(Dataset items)
○ ○ ○

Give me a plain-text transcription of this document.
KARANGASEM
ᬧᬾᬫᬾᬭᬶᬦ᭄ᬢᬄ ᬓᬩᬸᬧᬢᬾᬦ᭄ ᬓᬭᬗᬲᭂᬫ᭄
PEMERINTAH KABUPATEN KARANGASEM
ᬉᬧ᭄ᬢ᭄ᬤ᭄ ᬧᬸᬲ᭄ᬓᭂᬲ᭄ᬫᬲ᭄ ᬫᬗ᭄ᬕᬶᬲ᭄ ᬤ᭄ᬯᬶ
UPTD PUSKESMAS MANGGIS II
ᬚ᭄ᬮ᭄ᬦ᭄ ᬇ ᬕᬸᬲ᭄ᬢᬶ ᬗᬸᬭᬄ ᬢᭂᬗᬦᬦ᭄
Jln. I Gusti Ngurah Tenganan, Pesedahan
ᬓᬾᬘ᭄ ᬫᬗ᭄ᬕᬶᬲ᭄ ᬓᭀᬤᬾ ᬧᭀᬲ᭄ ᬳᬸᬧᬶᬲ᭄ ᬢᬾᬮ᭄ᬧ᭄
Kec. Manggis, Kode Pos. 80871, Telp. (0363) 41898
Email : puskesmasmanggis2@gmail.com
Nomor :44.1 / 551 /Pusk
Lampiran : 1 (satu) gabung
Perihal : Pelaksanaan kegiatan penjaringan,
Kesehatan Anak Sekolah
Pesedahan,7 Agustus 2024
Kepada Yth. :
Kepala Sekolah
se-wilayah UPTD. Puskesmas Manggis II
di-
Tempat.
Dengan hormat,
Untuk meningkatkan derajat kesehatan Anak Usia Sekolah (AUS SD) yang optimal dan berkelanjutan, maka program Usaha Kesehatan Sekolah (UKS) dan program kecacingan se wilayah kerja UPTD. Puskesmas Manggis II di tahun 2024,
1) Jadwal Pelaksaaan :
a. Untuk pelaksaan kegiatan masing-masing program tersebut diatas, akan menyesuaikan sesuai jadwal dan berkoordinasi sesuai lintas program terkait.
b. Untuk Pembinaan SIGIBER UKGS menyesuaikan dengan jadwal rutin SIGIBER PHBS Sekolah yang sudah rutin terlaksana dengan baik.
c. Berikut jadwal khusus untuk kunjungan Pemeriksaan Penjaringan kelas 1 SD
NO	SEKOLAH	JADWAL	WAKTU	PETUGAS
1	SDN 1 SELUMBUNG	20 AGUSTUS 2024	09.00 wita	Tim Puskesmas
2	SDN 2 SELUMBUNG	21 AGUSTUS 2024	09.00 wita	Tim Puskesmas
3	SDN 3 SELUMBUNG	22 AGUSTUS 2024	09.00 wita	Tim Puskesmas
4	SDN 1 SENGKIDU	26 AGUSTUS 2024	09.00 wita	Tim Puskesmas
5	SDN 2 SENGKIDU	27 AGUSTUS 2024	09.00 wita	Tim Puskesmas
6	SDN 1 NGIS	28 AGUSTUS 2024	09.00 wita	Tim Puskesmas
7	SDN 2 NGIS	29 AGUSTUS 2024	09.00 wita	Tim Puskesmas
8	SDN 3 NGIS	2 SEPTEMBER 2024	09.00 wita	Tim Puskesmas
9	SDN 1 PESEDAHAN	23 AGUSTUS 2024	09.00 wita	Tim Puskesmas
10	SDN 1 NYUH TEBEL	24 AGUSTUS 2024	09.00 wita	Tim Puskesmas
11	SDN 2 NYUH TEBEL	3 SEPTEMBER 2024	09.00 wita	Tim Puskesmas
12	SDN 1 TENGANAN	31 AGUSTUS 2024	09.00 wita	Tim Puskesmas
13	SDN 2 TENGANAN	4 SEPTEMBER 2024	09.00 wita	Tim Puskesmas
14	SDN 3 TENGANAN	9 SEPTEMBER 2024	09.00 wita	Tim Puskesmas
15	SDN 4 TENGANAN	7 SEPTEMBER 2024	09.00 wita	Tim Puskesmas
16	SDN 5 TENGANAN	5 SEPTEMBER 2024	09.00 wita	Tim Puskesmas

○ ○ ○

#### [WORK TO COMPLETE]
Pull out every line above that holds the word "kegiatan".

#### [SOLVED EXERCISE]
Perihal : Pelaksanaan kegiatan penjaringan,
a. Untuk pelaksaan kegiatan masing-masing program tersebut diatas, akan menyesuaikan sesuai jadwal dan berkoordinasi sesuai lintas program terkait.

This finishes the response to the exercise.